== INSTRUCTION ==
Extract the full listing below without altering a single character.

== DATASET RECORDS ==
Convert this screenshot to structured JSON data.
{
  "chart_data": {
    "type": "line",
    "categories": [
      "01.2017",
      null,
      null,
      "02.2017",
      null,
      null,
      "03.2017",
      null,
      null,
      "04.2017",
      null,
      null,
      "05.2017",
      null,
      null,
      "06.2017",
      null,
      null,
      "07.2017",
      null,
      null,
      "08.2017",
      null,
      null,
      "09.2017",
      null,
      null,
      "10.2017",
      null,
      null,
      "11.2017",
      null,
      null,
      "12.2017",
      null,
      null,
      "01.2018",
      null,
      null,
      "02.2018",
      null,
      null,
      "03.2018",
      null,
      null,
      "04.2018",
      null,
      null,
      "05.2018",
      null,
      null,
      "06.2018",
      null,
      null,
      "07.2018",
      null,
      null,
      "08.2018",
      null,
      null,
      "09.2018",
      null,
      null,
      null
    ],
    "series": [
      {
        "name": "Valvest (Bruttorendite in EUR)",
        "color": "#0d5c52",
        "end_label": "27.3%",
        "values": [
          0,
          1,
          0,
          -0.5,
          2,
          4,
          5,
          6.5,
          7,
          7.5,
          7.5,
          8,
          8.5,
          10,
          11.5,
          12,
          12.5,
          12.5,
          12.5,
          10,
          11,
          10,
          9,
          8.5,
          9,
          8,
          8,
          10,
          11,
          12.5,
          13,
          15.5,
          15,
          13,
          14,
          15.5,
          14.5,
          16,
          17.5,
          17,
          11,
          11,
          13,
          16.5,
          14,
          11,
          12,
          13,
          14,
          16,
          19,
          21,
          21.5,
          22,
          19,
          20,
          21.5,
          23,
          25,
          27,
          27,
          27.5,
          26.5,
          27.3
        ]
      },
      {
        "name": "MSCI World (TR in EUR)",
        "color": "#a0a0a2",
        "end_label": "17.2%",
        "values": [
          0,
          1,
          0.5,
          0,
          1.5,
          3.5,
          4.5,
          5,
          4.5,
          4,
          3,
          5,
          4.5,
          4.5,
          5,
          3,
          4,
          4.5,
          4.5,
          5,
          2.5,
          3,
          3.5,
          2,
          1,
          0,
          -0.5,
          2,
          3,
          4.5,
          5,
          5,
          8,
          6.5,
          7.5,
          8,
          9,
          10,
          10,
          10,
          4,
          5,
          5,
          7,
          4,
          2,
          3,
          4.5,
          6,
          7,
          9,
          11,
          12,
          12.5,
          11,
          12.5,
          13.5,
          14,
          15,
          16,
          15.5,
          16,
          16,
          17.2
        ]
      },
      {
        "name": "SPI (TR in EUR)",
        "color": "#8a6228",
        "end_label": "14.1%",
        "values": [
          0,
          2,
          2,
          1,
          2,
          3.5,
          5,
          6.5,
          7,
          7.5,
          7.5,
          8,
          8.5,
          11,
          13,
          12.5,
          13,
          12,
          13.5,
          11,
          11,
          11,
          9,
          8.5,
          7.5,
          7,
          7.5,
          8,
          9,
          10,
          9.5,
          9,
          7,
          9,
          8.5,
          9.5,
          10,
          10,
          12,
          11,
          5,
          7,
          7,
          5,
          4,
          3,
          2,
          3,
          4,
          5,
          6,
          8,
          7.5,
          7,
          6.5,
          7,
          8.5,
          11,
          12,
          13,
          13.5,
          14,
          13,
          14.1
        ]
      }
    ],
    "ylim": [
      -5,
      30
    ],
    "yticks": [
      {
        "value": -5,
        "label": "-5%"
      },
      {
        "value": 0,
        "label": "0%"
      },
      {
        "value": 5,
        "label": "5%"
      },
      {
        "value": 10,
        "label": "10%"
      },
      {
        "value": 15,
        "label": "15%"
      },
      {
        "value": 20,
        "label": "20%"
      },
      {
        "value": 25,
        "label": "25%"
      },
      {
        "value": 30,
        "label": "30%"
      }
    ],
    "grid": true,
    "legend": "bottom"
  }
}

== ANSWER TO THE EXERCISE ==
Convert this screenshot to structured JSON data.
{
  "chart_data": {
    "type": "line",
    "categories": [
      "01.2017",
      null,
      null,
      "02.2017",
      null,
      null,
      "03.2017",
      null,
      null,
      "04.2017",
      null,
      null,
      "05.2017",
      null,
      null,
      "06.2017",
      null,
      null,
      "07.2017",
      null,
      null,
      "08.2017",
      null,
      null,
      "09.2017",
      null,
      null,
      "10.2017",
      null,
      null,
      "11.2017",
      null,
      null,
      "12.2017",
      null,
      null,
      "01.2018",
      null,
      null,
      "02.2018",
      null,
      null,
      "03.2018",
      null,
      null,
      "04.2018",
      null,
      null,
      "05.2018",
      null,
      null,
      "06.2018",
      null,
      null,
      "07.2018",
      null,
      null,
      "08.2018",
      null,
      null,
      "09.2018",
      null,
      null,
      null
    ],
    "series": [
      {
        "name": "Valvest (Bruttorendite in EUR)",
        "color": "#0d5c52",
        "end_label": "27.3%",
        "values": [
          0,
          1,
          0,
          -0.5,
          2,
          4,
          5,
          6.5,
          7,
          7.5,
          7.5,
          8,
          8.5,
          10,
          11.5,
          12,
          12.5,
          12.5,
          12.5,
          10,
          11,
          10,
          9,
          8.5,
          9,
          8,
          8,
          10,
          11,
          12.5,
          13,
          15.5,
          15,
          13,
          14,
          15.5,
          14.5,
          16,
          17.5,
          17,
          11,
          11,
          13,
          16.5,
          14,
          11,
          12,
          13,
          14,
          16,
          19,
          21,
          21.5,
          22,
          19,
          20,
          21.5,
          23,
          25,
          27,
          27,
          27.5,
          26.5,
          27.3
        ]
      },
      {
        "name": "MSCI World (TR in EUR)",
        "color": "#a0a0a2",
        "end_label": "17.2%",
        "values": [
          0,
          1,
          0.5,
          0,
          1.5,
          3.5,
          4.5,
          5,
          4.5,
          4,
          3,
          5,
          4.5,
          4.5,
          5,
          3,
          4,
          4.5,
          4.5,
          5,
          2.5,
          3,
          3.5,
          2,
          1,
          0,
          -0.5,
          2,
          3,
          4.5,
          5,
          5,
          8,
          6.5,
          7.5,
          8,
          9,
          10,
          10,
          10,
          4,
          5,
          5,
          7,
          4,
          2,
          3,
          4.5,
          6,
          7,
          9,
          11,
          12,
          12.5,
          11,
          12.5,
          13.5,
          14,
          15,
          16,
          15.5,
          16,
          16,
          17.2
        ]
      },
      {
        "name": "SPI (TR in EUR)",
        "color": "#8a6228",
        "end_label": "14.1%",
        "values": [
          0,
          2,
          2,
          1,
          2,
          3.5,
          5,
          6.5,
          7,
          7.5,
          7.5,
          8,
          8.5,
          11,
          13,
          12.5,
          13,
          12,
          13.5,
          11,
          11,
          11,
          9,
          8.5,
          7.5,
          7,
          7.5,
          8,
          9,
          10,
          9.5,
          9,
          7,
          9,
          8.5,
          9.5,
          10,
          10,
          12,
          11,
          5,
          7,
          7,
          5,
          4,
          3,
          2,
          3,
          4,
          5,
          6,
          8,
          7.5,
          7,
          6.5,
          7,
          8.5,
          11,
          12,
          13,
          13.5,
          14,
          13,
          14.1
        ]
      }
    ],
    "ylim": [
      -5,
      30
    ],
    "yticks": [
      {
        "value": -5,
        "label": "-5%"
      },
      {
        "value": 0,
        "label": "0%"
      },
      {
        "value": 5,
        "label": "5%"
      },
      {
        "value": 10,
        "label": "10%"
      },
      {
        "value": 15,
        "label": "15%"
      },
      {
        "value": 20,
        "label": "20%"
      },
      {
        "value": 25,
        "label": "25%"
      },
      {
        "value": 30,
        "label": "30%"
      }
    ],
    "grid": true,
    "legend": "bottom"
  }
}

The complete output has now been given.